# YOUR GOAL:
Read the listing below and copy out every line that holds "quanh".

# DATA SUPPLIED:
◇ ◇ ◇ ◇ ◇

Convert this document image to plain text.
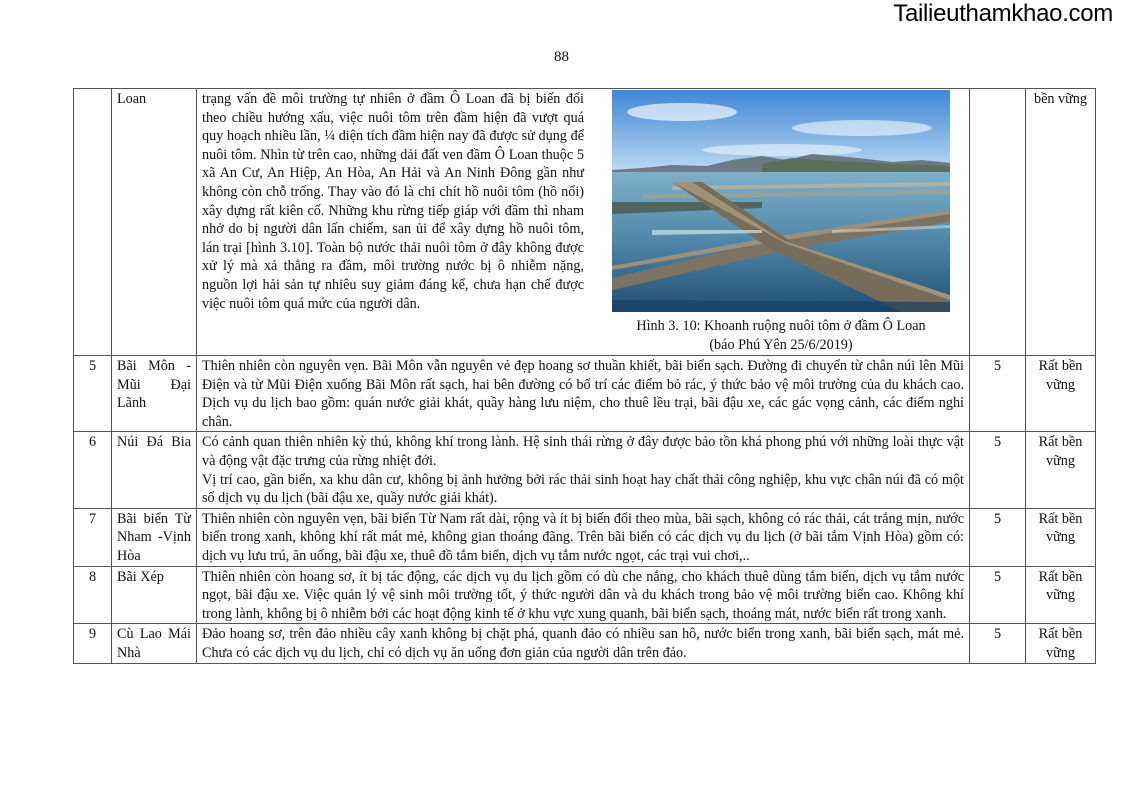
Tailieuthamkhao.com
88
	Loan	trạng vấn đề môi trường tự nhiên ở đầm Ô Loan đã bị biến đổi theo chiều hướng xấu, việc nuôi tôm trên đầm hiện đã vượt quá quy hoạch nhiều lần, ¼ diện tích đầm hiện nay đã được sử dụng để nuôi tôm. Nhìn từ trên cao, những dải đất ven đầm Ô Loan thuộc 5 xã An Cư, An Hiệp, An Hòa, An Hải và An Ninh Đông gần như không còn chỗ trống. Thay vào đó là chi chít hồ nuôi tôm (hồ nổi) xây dựng rất kiên cố. Những khu rừng tiếp giáp với đầm thì nham nhở do bị người dân lấn chiếm, san ủi để xây dựng hồ nuôi tôm, lán trại [hình 3.10]. Toàn bộ nước thải nuôi tôm ở đây không được xử lý mà xả thẳng ra đầm, môi trường nước bị ô nhiễm nặng, nguồn lợi hải sản tự nhiêu suy giảm đáng kể, chưa hạn chế được việc nuôi tôm quá mức của người dân.
Hình 3. 10: Khoanh ruộng nuôi tôm ở đầm Ô Loan
(báo Phú Yên 25/6/2019)		bền vững
5	Bãi Môn - Mũi Đại Lãnh	Thiên nhiên còn nguyên vẹn. Bãi Môn vẫn nguyên vẻ đẹp hoang sơ thuần khiết, bãi biển sạch. Đường đi chuyển từ chân núi lên Mũi Điện và từ Mũi Điện xuống Bãi Môn rất sạch, hai bên đường có bố trí các điểm bỏ rác, ý thức bảo vệ môi trường của du khách cao. Dịch vụ du lịch bao gồm: quán nước giải khát, quầy hàng lưu niệm, cho thuê lều trại, bãi đậu xe, các gác vọng cảnh, các điểm nghỉ chân.	5	Rất bền vững
6	Núi Đá Bia	Có cảnh quan thiên nhiên kỳ thú, không khí trong lành. Hệ sinh thái rừng ở đây được bảo tồn khá phong phú với những loài thực vật và động vật đặc trưng của rừng nhiệt đới.
Vị trí cao, gần biển, xa khu dân cư, không bị ảnh hưởng bởi rác thải sinh hoạt hay chất thải công nghiệp, khu vực chân núi đã có một số dịch vụ du lịch (bãi đậu xe, quầy nước giải khát).	5	Rất bền vững
7	Bãi biển Từ Nham -Vịnh Hòa	Thiên nhiên còn nguyên vẹn, bãi biển Từ Nam rất dài, rộng và ít bị biến đổi theo mùa, bãi sạch, không có rác thải, cát trắng mịn, nước biển trong xanh, không khí rất mát mẻ, không gian thoáng đãng. Trên bãi biển có các dịch vụ du lịch (ở bãi tắm Vịnh Hòa) gồm có: dịch vụ lưu trú, ăn uống, bãi đậu xe, thuê đồ tắm biển, dịch vụ tắm nước ngọt, các trại vui chơi,..	5	Rất bền vững
8	Bãi Xép	Thiên nhiên còn hoang sơ, ít bị tác động, các dịch vụ du lịch gồm có dù che nắng, cho khách thuê dùng tắm biển, dịch vụ tắm nước ngọt, bãi đậu xe. Việc quản lý vệ sinh môi trường tốt, ý thức người dân và du khách trong bảo vệ môi trường biển cao. Không khí trong lành, không bị ô nhiễm bởi các hoạt động kinh tế ở khu vực xung quanh, bãi biển sạch, thoáng mát, nước biển rất trong xanh.	5	Rất bền vững
9	Cù Lao Mái Nhà	Đảo hoang sơ, trên đảo nhiều cây xanh không bị chặt phá, quanh đảo có nhiều san hô, nước biển trong xanh, bãi biển sạch, mát mẻ. Chưa có các dịch vụ du lịch, chỉ có dịch vụ ăn uống đơn giản của người dân trên đảo.	5	Rất bền vững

◇ ◇ ◇ ◇ ◇

# WORKED SOLUTION:
8	Bãi Xép	Thiên nhiên còn hoang sơ, ít bị tác động, các dịch vụ du lịch gồm có dù che nắng, cho khách thuê dùng tắm biển, dịch vụ tắm nước ngọt, bãi đậu xe. Việc quản lý vệ sinh môi trường tốt, ý thức người dân và du khách trong bảo vệ môi trường biển cao. Không khí trong lành, không bị ô nhiễm bởi các hoạt động kinh tế ở khu vực xung quanh, bãi biển sạch, thoáng mát, nước biển rất trong xanh.	5	Rất bền vững
9	Cù Lao Mái Nhà	Đảo hoang sơ, trên đảo nhiều cây xanh không bị chặt phá, quanh đảo có nhiều san hô, nước biển trong xanh, bãi biển sạch, mát mẻ. Chưa có các dịch vụ du lịch, chỉ có dịch vụ ăn uống đơn giản của người dân trên đảo.	5	Rất bền vững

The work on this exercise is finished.